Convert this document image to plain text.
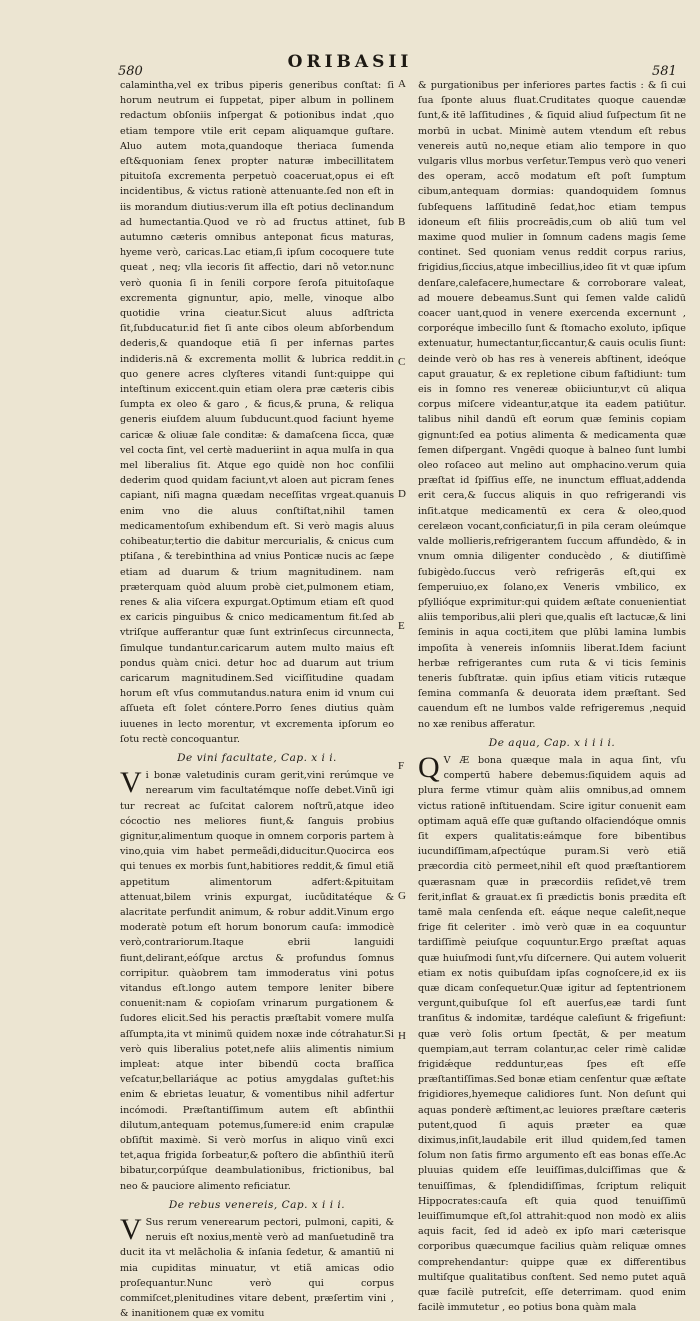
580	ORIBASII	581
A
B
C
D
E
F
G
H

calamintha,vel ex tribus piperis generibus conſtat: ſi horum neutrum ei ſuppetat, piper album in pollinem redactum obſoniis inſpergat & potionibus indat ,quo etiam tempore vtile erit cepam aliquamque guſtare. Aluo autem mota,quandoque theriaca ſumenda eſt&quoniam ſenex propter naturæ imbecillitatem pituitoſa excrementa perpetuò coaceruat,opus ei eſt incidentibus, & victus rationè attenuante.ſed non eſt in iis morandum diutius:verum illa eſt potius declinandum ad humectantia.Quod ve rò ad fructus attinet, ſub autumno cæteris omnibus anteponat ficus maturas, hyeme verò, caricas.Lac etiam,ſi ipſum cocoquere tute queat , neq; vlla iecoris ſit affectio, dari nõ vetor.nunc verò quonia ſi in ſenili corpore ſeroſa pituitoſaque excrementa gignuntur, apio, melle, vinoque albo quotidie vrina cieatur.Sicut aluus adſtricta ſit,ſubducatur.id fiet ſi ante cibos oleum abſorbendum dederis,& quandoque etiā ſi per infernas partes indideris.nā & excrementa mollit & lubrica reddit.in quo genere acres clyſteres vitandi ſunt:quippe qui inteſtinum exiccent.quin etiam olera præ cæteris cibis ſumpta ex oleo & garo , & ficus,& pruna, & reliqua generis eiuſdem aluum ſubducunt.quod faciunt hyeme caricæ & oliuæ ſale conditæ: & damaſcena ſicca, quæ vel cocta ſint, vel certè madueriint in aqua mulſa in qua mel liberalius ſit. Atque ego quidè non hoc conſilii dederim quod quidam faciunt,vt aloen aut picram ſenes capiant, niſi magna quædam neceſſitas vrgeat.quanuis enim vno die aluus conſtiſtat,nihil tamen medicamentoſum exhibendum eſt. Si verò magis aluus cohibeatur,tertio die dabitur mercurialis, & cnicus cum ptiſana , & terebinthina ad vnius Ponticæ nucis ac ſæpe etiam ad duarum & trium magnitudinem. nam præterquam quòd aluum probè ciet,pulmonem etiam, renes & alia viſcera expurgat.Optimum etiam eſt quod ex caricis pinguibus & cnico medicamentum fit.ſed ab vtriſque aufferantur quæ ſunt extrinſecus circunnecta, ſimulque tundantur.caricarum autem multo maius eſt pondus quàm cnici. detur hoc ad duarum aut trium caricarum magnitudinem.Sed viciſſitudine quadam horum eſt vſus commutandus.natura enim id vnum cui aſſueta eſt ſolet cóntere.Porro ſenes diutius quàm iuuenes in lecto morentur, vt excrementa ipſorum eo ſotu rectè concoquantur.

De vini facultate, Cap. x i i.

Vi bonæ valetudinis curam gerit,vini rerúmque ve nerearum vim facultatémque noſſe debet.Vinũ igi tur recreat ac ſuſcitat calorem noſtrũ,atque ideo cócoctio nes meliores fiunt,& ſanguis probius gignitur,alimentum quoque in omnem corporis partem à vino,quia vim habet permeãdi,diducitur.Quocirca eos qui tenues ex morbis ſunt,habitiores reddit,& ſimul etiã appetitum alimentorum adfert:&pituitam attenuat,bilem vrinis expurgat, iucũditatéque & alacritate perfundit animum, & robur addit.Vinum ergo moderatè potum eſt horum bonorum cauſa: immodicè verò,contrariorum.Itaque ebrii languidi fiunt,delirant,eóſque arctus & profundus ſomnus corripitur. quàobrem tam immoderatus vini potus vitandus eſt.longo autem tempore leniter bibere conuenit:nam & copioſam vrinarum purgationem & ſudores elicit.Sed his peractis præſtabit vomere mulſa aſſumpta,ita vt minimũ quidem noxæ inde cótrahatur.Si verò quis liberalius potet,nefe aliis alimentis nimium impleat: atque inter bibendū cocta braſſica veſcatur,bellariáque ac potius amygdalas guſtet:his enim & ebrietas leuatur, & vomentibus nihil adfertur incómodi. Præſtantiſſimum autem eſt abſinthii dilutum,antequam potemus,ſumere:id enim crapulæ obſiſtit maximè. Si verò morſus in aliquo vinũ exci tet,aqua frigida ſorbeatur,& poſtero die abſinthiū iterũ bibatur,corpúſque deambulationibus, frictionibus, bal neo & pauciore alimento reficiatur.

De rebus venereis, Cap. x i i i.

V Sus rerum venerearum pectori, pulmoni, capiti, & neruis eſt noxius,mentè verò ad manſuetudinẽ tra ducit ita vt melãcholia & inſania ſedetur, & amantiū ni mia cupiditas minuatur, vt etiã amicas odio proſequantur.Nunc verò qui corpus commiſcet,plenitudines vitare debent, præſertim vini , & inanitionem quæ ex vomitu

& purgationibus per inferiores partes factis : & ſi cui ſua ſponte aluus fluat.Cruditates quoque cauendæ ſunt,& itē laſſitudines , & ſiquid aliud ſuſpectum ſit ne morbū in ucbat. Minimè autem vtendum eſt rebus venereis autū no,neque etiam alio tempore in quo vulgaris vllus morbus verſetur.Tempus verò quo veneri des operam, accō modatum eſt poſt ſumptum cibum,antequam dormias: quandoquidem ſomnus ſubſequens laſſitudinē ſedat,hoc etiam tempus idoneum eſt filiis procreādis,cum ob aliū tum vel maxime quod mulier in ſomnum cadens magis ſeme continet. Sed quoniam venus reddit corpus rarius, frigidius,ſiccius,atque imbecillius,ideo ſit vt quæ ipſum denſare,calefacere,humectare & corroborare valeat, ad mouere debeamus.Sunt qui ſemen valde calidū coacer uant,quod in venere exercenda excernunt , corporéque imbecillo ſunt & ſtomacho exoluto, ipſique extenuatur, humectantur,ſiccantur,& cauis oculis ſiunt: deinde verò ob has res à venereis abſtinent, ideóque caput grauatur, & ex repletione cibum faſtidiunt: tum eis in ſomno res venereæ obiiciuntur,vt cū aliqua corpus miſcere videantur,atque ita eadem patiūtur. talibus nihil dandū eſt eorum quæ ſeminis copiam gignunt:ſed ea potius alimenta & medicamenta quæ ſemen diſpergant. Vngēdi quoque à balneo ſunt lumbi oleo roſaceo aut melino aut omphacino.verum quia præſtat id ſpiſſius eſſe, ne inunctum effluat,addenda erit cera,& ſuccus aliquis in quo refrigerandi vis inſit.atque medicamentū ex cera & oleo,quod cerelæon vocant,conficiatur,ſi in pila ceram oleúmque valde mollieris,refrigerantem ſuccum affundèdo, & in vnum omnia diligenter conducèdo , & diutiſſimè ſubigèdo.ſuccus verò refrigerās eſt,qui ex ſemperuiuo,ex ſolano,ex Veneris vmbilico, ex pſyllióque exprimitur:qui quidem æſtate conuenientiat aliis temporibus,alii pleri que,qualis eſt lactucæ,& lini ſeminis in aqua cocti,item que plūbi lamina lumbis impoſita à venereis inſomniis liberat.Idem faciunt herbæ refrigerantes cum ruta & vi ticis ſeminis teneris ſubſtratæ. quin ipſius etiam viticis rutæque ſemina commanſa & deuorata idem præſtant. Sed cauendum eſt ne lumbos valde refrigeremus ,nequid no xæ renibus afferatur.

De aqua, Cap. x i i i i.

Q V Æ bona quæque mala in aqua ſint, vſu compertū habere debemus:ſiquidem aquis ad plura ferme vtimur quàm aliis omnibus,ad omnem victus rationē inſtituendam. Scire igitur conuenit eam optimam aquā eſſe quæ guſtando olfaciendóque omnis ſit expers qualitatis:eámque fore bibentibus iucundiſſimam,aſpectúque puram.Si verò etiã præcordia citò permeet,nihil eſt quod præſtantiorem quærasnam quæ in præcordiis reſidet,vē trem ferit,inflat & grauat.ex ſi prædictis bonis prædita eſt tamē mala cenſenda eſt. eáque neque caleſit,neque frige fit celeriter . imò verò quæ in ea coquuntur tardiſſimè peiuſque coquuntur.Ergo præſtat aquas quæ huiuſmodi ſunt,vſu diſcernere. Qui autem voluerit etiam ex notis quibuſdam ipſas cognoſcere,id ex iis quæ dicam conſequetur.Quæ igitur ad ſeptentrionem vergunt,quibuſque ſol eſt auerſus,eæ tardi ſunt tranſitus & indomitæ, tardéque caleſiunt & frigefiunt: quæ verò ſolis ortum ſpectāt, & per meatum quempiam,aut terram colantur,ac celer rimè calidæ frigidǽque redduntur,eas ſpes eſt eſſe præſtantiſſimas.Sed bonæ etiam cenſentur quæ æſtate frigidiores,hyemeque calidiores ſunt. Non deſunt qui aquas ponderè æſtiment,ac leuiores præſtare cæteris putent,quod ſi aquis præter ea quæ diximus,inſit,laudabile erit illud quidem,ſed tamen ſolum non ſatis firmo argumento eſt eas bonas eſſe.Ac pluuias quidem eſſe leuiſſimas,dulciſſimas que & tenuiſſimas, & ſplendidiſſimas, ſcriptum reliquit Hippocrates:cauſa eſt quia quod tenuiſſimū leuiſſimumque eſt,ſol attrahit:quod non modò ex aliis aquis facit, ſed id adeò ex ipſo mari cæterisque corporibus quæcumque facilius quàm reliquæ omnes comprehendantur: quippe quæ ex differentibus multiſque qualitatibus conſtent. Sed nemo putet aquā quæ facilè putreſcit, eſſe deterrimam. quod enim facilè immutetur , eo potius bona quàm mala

────────────────

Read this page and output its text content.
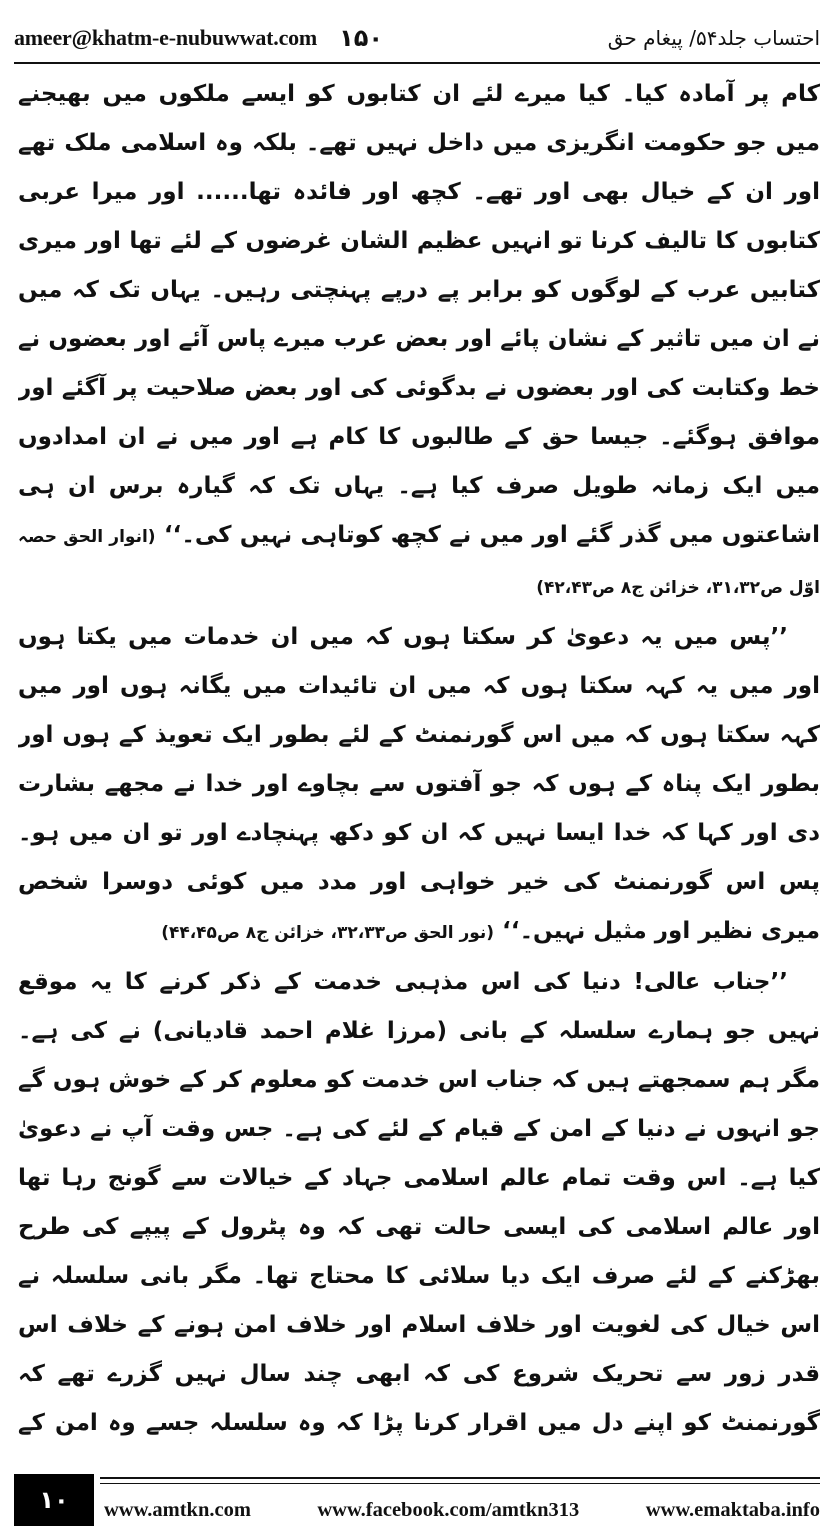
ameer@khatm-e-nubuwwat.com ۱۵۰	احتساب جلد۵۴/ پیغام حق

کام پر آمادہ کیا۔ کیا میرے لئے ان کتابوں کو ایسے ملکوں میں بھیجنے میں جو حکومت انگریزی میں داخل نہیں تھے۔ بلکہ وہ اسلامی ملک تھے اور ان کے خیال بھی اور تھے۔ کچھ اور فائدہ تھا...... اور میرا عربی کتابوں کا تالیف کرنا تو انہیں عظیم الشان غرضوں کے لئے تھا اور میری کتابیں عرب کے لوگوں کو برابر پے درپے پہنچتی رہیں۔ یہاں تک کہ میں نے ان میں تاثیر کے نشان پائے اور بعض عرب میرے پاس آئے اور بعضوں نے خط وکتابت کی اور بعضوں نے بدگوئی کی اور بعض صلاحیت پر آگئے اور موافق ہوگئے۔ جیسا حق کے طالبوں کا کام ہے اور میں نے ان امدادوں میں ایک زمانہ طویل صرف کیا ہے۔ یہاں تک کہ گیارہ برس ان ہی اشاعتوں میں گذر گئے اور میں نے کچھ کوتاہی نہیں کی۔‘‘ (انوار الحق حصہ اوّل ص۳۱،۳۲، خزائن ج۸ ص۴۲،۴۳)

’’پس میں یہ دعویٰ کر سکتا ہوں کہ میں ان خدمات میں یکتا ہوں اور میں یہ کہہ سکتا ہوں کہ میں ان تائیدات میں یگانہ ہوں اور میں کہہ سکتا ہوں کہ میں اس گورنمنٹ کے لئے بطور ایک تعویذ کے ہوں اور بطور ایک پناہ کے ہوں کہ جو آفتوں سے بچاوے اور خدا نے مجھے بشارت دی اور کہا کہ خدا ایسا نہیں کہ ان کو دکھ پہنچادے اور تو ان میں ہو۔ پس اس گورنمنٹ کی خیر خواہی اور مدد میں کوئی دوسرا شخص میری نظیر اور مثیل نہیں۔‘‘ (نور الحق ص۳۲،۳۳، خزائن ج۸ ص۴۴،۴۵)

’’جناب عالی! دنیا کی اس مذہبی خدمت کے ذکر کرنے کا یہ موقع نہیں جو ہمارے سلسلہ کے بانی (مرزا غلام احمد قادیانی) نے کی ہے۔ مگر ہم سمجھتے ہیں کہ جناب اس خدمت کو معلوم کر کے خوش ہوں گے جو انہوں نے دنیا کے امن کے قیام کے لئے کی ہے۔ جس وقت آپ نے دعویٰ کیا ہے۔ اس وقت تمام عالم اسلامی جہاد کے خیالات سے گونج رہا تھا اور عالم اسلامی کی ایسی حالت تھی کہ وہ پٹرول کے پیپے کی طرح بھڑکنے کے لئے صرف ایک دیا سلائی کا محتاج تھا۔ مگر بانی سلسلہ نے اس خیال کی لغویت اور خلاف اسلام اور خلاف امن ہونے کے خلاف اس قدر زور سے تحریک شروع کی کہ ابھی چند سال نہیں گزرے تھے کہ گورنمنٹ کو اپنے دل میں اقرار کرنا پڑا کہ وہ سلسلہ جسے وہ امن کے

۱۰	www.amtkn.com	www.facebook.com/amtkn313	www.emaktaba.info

────────────────

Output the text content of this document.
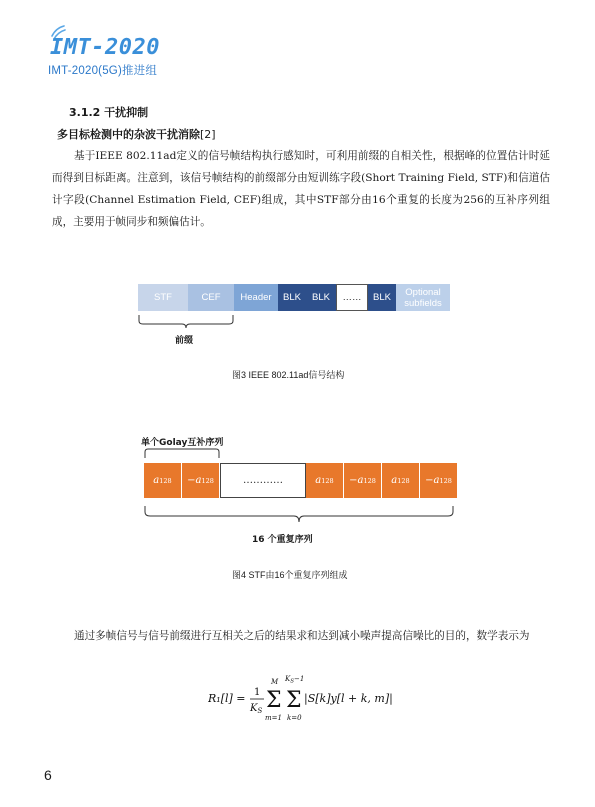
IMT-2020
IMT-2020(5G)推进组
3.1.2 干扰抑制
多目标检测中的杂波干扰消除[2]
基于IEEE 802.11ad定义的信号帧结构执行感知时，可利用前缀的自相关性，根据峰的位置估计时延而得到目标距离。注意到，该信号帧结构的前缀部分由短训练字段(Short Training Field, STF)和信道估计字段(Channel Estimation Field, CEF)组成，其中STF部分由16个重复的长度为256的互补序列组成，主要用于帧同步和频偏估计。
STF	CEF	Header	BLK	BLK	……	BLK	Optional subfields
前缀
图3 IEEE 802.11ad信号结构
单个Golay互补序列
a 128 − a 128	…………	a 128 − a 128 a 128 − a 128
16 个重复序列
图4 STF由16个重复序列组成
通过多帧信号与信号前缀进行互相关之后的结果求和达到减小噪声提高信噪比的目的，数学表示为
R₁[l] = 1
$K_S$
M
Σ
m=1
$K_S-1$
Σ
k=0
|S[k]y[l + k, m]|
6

────────────────

* [Your goal] Scan the listing above. Gather each line that contains the word "document".

* [Final answer]
Convert this document image to plain text.
Output the text content of this document.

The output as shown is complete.